● DIRECTION:
Find the line containing "Transcribe this image's", then output it and every line after it through the end of the listing below, exactly as written.

● LISTING:
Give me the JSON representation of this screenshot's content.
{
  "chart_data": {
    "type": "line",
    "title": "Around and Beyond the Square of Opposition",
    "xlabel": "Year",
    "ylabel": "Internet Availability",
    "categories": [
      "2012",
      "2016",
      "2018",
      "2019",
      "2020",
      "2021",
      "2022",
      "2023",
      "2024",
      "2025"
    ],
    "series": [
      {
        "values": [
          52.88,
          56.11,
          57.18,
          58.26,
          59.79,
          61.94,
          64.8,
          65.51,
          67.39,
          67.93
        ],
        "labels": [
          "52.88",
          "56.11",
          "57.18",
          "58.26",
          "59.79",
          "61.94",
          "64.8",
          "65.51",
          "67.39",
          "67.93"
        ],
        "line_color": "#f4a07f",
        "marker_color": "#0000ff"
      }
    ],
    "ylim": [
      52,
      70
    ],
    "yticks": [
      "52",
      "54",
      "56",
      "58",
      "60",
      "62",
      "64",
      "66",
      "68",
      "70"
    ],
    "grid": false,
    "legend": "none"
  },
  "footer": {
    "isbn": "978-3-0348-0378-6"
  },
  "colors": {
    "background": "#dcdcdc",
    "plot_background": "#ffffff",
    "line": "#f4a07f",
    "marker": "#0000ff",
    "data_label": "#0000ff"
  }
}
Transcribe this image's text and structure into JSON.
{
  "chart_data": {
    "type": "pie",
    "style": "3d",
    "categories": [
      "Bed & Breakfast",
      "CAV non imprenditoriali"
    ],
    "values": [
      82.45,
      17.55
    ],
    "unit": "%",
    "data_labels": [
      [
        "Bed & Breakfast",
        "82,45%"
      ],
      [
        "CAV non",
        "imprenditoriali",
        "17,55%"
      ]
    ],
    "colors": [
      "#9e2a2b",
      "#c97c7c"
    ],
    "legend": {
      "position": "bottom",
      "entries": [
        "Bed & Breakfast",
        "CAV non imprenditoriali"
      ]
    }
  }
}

● WRITTEN SOLUTION:
Transcribe this image's text and structure into JSON.
{
  "chart_data": {
    "type": "pie",
    "style": "3d",
    "categories": [
      "Bed & Breakfast",
      "CAV non imprenditoriali"
    ],
    "values": [
      82.45,
      17.55
    ],
    "unit": "%",
    "data_labels": [
      [
        "Bed & Breakfast",
        "82,45%"
      ],
      [
        "CAV non",
        "imprenditoriali",
        "17,55%"
      ]
    ],
    "colors": [
      "#9e2a2b",
      "#c97c7c"
    ],
    "legend": {
      "position": "bottom",
      "entries": [
        "Bed & Breakfast",
        "CAV non imprenditoriali"
      ]
    }
  }
}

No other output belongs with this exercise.